(LIST OF TASKS)
A. Decide whether each statement agrees with the renewable energy cost article: (i) Oklahoma requires utilities to buy power from renewable sources; (ii) Austin Energy's solar deal covers 20 years of output; (iii) according to Lazard, unsubsidized wind power costs as little as 3.7 cents a kilowatt-hour. Answer yes or no for each, and quote the words from the article that decide it.
B. Extend the renewable energy cost article, picking up after its final sentence.

** Begin DOCUMENT EXTRACT **

For the solar and wind industries in the United States, it has been a long-held dream: to produce energy at a cost equal to conventional sources like coal and natural gas.

That day appears to be dawning.

The cost of providing electricity from wind and solar power plants has plummeted over the last five years, so much so that in some markets renewable generation is now cheaper than coal or natural gas.

Utility executives say the trend has accelerated this year, with several companies signing contracts, known as power purchase agreements, for solar or wind at prices below that of natural gas, especially in the Great Plains and Southwest, where wind and sunlight are abundant.

Those prices were made possible by generous subsidies that could soon diminish or expire, but recent analyses show that even without those subsidies, alternative energies can often compete with traditional sources.

In Texas, Austin Energy signed a deal this spring for 20 years of output from a solar farm at less than 5 cents a kilowatt-hour. In September, the Grand River Dam Authority in Oklahoma announced its approval of a new agreement to buy power from a new wind farm expected to be completed next year. Grand River estimated the deal would save its customers roughly $50 million from the project.

And, also in Oklahoma, American Electric Power ended up tripling the amount of wind power it had originally sought after seeing how low the bids came in last year.

“Wind was on sale — it was a Blue Light Special,” said Jay Godfrey, managing director of renewable energy for the company. He noted that Oklahoma, unlike many states, did not require utilities to buy power from renewable sources.

“We were doing it because it made sense for our ratepayers,” he said.

According to a study by the investment banking firm Lazard, the cost of utility-scale solar energy is as low as 5.6 cents a kilowatt-hour, and wind is as low as 1.4 cents. In comparison, natural gas comes at 6.1 cents a kilowatt-hour on the low end and coal at 6.6 cents. Without subsidies, the firm’s analysis shows, solar costs about 7.2 cents a kilowatt-hour at the low end, with wind at 3.7 cents.

** End DOCUMENT EXTRACT **
** Begin AVAILABLE DATA **

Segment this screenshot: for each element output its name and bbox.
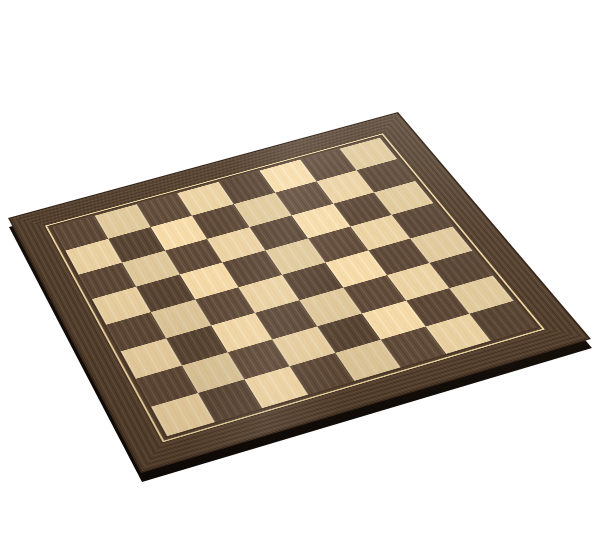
product-photo-canvas (0, 0, 599, 557)
board-frame (8, 112, 591, 473)
chess-board (8, 112, 591, 473)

** End AVAILABLE DATA **

(RESULTS)
A.
(i) No: "He noted that Oklahoma, unlike many states, did not require utilities to buy power from renewable sources."
(ii) Yes: "Austin Energy signed a deal this spring for 20 years of output from a solar farm at less than 5 cents a kilowatt-hour."
(iii) Yes: "Without subsidies, the firm’s analysis shows, solar costs about 7.2 cents a kilowatt-hour at the low end, with wind at 3.7 cents."

B.
“It is really quite notable, when compared to where we were just five years ago, to see the decline in the cost of these technologies,” said Jonathan Mir, a managing director at Lazard, which has been comparing the economics of power generation technologies since 2008.

Mr. Mir noted there were hidden costs that needed to be taken into account for both renewable energy and fossil fuels. Solar and wind farms, for example, produce power intermittently — when the sun is shining or the wind is blowing — and that requires utilities to have power available on call from other sources that can respond to fluctuations in demand. Alternately, conventional power sources produce pollution, like carbon emissions, which face increasing restrictions and costs.

But in a straight comparison of the costs of generating power, Mr. Mir said that the amount solar and wind developers needed to earn from each kilowatt-hour they sell from new projects was often “essentially competitive with what would otherwise be had from newly constructed conventional generation.”

Experts and executives caution that the low prices do not mean wind and solar farms can replace conventional power plants anytime soon.

“You can’t dispatch it when you want to,” said Khalil Shalabi, vice president for energy market operations and resource planning at Austin Energy, which is why the utility, like others, still sees value in combined-cycle gas plants, even though they may cost more. Nonetheless, he said, executives were surprised to see how far solar prices had fallen. “Renewables had two issues: One, they were too expensive, and they weren’t dispatchable. They’re not too expensive anymore.”

According to the Solar Energy Industries Association, the main trade group, the price of electricity sold to utilities under long-term contracts from large-scale solar projects has fallen by more than 70 percent since 2008, especially in the Southwest.

The average upfront price to install standard utility-scale projects dropped by more than a third since 2009, with higher levels of production.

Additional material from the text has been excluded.